__Task to carry out__:
Write out the records word for word, with no pictures.

#### Input

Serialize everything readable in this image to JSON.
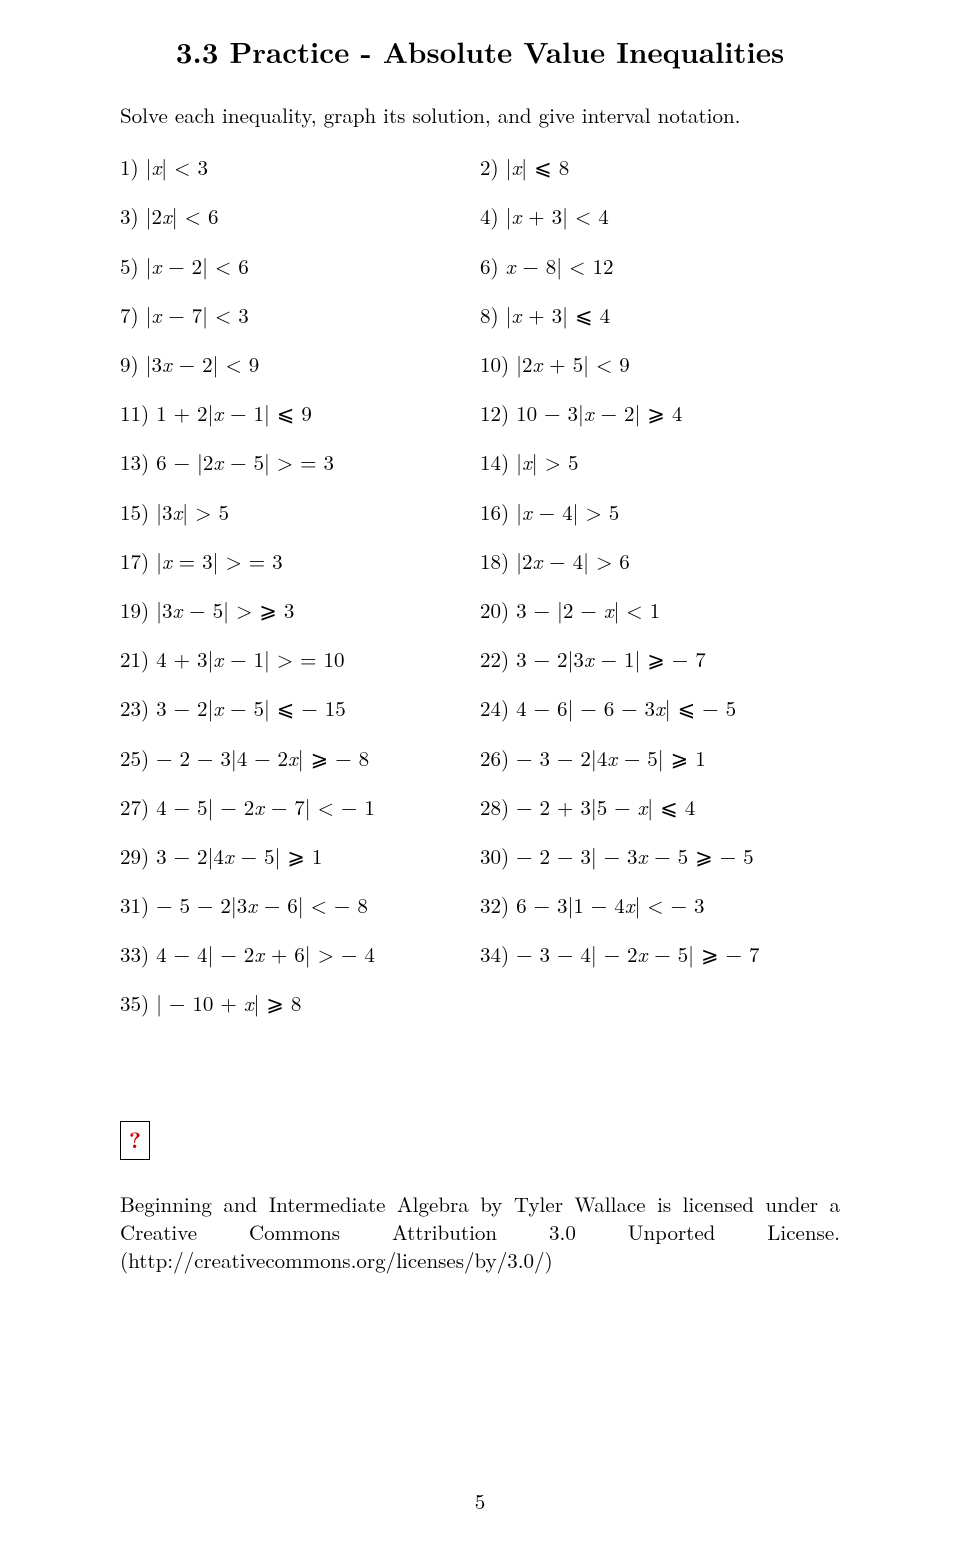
{
  "title": "3.3 Practice - Absolute Value Inequalities",
  "instructions": "Solve each inequality, graph its solution, and give interval notation.",
  "left": [
    {
      "n": "1)",
      "expr": "|x| < 3"
    },
    {
      "n": "3)",
      "expr": "|2x| < 6"
    },
    {
      "n": "5)",
      "expr": "|x − 2| < 6"
    },
    {
      "n": "7)",
      "expr": "|x − 7| < 3"
    },
    {
      "n": "9)",
      "expr": "|3x − 2| < 9"
    },
    {
      "n": "11)",
      "expr": "1 + 2|x − 1| ⩽ 9"
    },
    {
      "n": "13)",
      "expr": "6 − |2x − 5| > = 3"
    },
    {
      "n": "15)",
      "expr": "|3x| > 5"
    },
    {
      "n": "17)",
      "expr": "|x = 3| > = 3"
    },
    {
      "n": "19)",
      "expr": "|3x − 5| > ⩾ 3"
    },
    {
      "n": "21)",
      "expr": "4 + 3|x − 1| > = 10"
    },
    {
      "n": "23)",
      "expr": "3 − 2|x − 5| ⩽ − 15"
    },
    {
      "n": "25)",
      "expr": "− 2 − 3|4 − 2x| ⩾ − 8"
    },
    {
      "n": "27)",
      "expr": "4 − 5| − 2x − 7| < − 1"
    },
    {
      "n": "29)",
      "expr": "3 − 2|4x − 5| ⩾ 1"
    },
    {
      "n": "31)",
      "expr": "− 5 − 2|3x − 6| < − 8"
    },
    {
      "n": "33)",
      "expr": "4 − 4| − 2x + 6| > − 4"
    },
    {
      "n": "35)",
      "expr": "| − 10 + x| ⩾ 8"
    }
  ],
  "right": [
    {
      "n": "2)",
      "expr": "|x| ⩽ 8"
    },
    {
      "n": "4)",
      "expr": "|x + 3| < 4"
    },
    {
      "n": "6)",
      "expr": "x − 8| < 12"
    },
    {
      "n": "8)",
      "expr": "|x + 3| ⩽ 4"
    },
    {
      "n": "10)",
      "expr": "|2x + 5| < 9"
    },
    {
      "n": "12)",
      "expr": "10 − 3|x − 2| ⩾ 4"
    },
    {
      "n": "14)",
      "expr": "|x| > 5"
    },
    {
      "n": "16)",
      "expr": "|x − 4| > 5"
    },
    {
      "n": "18)",
      "expr": "|2x − 4| > 6"
    },
    {
      "n": "20)",
      "expr": "3 − |2 − x| < 1"
    },
    {
      "n": "22)",
      "expr": "3 − 2|3x − 1| ⩾ − 7"
    },
    {
      "n": "24)",
      "expr": "4 − 6| − 6 − 3x| ⩽ − 5"
    },
    {
      "n": "26)",
      "expr": "− 3 − 2|4x − 5| ⩾ 1"
    },
    {
      "n": "28)",
      "expr": "− 2 + 3|5 − x| ⩽ 4"
    },
    {
      "n": "30)",
      "expr": "− 2 − 3| − 3x − 5 ⩾ − 5"
    },
    {
      "n": "32)",
      "expr": "6 − 3|1 − 4x| < − 3"
    },
    {
      "n": "34)",
      "expr": "− 3 − 4| − 2x − 5| ⩾ − 7"
    }
  ],
  "missing_glyph": "?",
  "footer": "Beginning and Intermediate Algebra by Tyler Wallace is licensed under a Creative Commons Attribution 3.0 Unported License. (http://creativecommons.org/licenses/by/3.0/)",
  "page_number": "5"
}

########

__Completed task__:
Serialize everything readable in this image to JSON.
{
  "title": "3.3 Practice - Absolute Value Inequalities",
  "instructions": "Solve each inequality, graph its solution, and give interval notation.",
  "left": [
    {
      "n": "1)",
      "expr": "|x| < 3"
    },
    {
      "n": "3)",
      "expr": "|2x| < 6"
    },
    {
      "n": "5)",
      "expr": "|x − 2| < 6"
    },
    {
      "n": "7)",
      "expr": "|x − 7| < 3"
    },
    {
      "n": "9)",
      "expr": "|3x − 2| < 9"
    },
    {
      "n": "11)",
      "expr": "1 + 2|x − 1| ⩽ 9"
    },
    {
      "n": "13)",
      "expr": "6 − |2x − 5| > = 3"
    },
    {
      "n": "15)",
      "expr": "|3x| > 5"
    },
    {
      "n": "17)",
      "expr": "|x = 3| > = 3"
    },
    {
      "n": "19)",
      "expr": "|3x − 5| > ⩾ 3"
    },
    {
      "n": "21)",
      "expr": "4 + 3|x − 1| > = 10"
    },
    {
      "n": "23)",
      "expr": "3 − 2|x − 5| ⩽ − 15"
    },
    {
      "n": "25)",
      "expr": "− 2 − 3|4 − 2x| ⩾ − 8"
    },
    {
      "n": "27)",
      "expr": "4 − 5| − 2x − 7| < − 1"
    },
    {
      "n": "29)",
      "expr": "3 − 2|4x − 5| ⩾ 1"
    },
    {
      "n": "31)",
      "expr": "− 5 − 2|3x − 6| < − 8"
    },
    {
      "n": "33)",
      "expr": "4 − 4| − 2x + 6| > − 4"
    },
    {
      "n": "35)",
      "expr": "| − 10 + x| ⩾ 8"
    }
  ],
  "right": [
    {
      "n": "2)",
      "expr": "|x| ⩽ 8"
    },
    {
      "n": "4)",
      "expr": "|x + 3| < 4"
    },
    {
      "n": "6)",
      "expr": "x − 8| < 12"
    },
    {
      "n": "8)",
      "expr": "|x + 3| ⩽ 4"
    },
    {
      "n": "10)",
      "expr": "|2x + 5| < 9"
    },
    {
      "n": "12)",
      "expr": "10 − 3|x − 2| ⩾ 4"
    },
    {
      "n": "14)",
      "expr": "|x| > 5"
    },
    {
      "n": "16)",
      "expr": "|x − 4| > 5"
    },
    {
      "n": "18)",
      "expr": "|2x − 4| > 6"
    },
    {
      "n": "20)",
      "expr": "3 − |2 − x| < 1"
    },
    {
      "n": "22)",
      "expr": "3 − 2|3x − 1| ⩾ − 7"
    },
    {
      "n": "24)",
      "expr": "4 − 6| − 6 − 3x| ⩽ − 5"
    },
    {
      "n": "26)",
      "expr": "− 3 − 2|4x − 5| ⩾ 1"
    },
    {
      "n": "28)",
      "expr": "− 2 + 3|5 − x| ⩽ 4"
    },
    {
      "n": "30)",
      "expr": "− 2 − 3| − 3x − 5 ⩾ − 5"
    },
    {
      "n": "32)",
      "expr": "6 − 3|1 − 4x| < − 3"
    },
    {
      "n": "34)",
      "expr": "− 3 − 4| − 2x − 5| ⩾ − 7"
    }
  ],
  "missing_glyph": "?",
  "footer": "Beginning and Intermediate Algebra by Tyler Wallace is licensed under a Creative Commons Attribution 3.0 Unported License. (http://creativecommons.org/licenses/by/3.0/)",
  "page_number": "5"
}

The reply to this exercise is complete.